RECORD EXCERPTS:
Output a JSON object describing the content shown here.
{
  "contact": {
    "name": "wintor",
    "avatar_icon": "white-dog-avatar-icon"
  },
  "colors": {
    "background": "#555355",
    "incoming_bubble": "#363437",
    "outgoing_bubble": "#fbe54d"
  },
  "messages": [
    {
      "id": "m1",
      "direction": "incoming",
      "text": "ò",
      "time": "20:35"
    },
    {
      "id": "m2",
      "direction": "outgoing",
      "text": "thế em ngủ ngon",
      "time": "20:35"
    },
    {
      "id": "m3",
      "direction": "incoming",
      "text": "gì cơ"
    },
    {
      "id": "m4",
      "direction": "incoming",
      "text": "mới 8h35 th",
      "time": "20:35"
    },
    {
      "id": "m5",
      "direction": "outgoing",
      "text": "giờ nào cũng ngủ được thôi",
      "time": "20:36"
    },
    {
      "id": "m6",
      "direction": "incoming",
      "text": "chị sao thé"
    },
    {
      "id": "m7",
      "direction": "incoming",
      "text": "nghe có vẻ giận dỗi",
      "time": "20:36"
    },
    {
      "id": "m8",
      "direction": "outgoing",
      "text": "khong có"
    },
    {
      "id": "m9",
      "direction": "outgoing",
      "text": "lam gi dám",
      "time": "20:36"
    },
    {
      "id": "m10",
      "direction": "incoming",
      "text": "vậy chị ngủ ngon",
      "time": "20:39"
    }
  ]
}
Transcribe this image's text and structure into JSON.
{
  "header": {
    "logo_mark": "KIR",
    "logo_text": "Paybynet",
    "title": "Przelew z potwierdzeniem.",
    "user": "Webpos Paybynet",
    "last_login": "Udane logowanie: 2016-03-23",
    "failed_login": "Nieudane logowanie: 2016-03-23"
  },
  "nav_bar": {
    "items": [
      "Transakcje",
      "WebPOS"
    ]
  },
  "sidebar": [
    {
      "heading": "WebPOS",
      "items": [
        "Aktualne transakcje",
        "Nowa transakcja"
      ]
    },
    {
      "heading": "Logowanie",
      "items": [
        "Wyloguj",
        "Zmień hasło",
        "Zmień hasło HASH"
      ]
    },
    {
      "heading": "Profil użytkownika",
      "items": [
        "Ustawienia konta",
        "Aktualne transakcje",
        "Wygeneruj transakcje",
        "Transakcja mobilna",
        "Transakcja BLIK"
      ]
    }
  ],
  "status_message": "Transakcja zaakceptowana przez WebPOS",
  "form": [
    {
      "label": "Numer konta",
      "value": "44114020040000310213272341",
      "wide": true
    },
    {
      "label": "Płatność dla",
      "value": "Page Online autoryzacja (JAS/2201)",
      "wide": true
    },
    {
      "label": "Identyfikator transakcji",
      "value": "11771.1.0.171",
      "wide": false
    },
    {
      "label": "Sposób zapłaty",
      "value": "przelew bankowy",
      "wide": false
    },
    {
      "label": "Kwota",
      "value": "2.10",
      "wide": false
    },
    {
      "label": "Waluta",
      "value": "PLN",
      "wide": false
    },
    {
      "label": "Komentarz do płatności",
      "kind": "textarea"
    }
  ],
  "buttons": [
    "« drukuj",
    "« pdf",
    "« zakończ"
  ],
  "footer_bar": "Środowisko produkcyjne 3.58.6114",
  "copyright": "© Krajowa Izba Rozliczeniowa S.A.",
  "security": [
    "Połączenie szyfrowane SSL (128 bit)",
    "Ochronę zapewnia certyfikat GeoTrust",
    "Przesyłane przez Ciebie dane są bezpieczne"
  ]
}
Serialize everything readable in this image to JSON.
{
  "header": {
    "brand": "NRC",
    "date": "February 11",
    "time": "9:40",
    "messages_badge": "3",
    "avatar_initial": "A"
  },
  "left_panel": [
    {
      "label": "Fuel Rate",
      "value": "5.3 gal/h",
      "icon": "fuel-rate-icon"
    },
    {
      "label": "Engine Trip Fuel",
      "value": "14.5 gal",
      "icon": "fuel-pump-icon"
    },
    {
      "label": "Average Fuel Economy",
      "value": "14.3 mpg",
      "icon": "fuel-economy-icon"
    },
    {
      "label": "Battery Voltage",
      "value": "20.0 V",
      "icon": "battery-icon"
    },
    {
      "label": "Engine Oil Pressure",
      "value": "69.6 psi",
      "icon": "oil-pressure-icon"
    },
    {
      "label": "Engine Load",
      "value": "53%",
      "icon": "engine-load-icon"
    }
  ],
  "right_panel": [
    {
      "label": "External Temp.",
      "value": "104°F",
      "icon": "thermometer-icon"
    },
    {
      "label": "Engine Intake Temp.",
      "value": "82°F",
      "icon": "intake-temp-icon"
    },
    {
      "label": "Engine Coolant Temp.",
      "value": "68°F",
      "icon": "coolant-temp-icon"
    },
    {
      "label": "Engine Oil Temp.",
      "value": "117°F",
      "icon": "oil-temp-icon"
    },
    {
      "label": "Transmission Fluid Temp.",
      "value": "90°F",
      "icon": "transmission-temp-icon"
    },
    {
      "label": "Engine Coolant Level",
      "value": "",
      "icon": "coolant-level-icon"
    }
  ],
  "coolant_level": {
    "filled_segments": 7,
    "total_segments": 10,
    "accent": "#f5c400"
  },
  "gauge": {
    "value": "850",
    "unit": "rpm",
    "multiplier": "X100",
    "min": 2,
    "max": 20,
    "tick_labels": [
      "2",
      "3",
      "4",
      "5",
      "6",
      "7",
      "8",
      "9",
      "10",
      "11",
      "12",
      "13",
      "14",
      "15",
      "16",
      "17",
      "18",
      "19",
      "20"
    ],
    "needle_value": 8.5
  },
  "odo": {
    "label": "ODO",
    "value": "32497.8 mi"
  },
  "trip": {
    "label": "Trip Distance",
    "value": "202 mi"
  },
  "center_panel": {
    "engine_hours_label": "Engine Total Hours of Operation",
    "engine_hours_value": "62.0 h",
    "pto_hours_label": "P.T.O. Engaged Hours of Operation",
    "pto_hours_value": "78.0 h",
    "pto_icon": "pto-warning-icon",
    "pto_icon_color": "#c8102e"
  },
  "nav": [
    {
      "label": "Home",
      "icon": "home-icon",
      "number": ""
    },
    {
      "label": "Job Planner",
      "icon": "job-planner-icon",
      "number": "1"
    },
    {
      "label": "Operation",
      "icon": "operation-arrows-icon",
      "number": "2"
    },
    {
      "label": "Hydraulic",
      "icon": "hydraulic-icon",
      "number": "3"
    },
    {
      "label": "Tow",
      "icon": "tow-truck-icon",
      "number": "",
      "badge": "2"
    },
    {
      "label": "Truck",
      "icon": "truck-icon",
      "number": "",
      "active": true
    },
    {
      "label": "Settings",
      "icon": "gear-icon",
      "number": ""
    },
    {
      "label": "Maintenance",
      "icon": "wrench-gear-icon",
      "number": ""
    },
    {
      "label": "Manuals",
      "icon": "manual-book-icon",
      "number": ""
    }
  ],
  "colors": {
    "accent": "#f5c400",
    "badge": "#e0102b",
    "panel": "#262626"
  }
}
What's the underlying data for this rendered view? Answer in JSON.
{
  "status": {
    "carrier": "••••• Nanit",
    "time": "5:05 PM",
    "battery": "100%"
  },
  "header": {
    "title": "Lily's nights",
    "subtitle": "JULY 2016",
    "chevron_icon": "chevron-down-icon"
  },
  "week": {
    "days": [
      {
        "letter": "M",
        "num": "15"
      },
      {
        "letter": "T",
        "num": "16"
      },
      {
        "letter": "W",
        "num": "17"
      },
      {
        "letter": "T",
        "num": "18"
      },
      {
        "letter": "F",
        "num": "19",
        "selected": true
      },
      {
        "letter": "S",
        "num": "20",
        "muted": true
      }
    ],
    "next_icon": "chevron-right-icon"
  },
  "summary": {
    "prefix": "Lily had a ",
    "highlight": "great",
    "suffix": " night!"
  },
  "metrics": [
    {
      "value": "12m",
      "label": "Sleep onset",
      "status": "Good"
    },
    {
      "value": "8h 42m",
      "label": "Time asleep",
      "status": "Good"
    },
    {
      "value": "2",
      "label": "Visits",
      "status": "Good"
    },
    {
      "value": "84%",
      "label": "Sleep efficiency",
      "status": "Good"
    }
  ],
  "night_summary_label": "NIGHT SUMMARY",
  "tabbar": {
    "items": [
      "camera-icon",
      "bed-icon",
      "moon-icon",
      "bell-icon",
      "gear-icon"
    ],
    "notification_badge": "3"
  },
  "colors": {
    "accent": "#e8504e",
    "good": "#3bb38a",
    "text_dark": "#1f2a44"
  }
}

STATED TASK:
Where does the word "true" appear? Return each line that holds it.

PROBLEM SOLUTION:
      "wide": true
      "wide": true
      "active": true
        "selected": true
        "muted": true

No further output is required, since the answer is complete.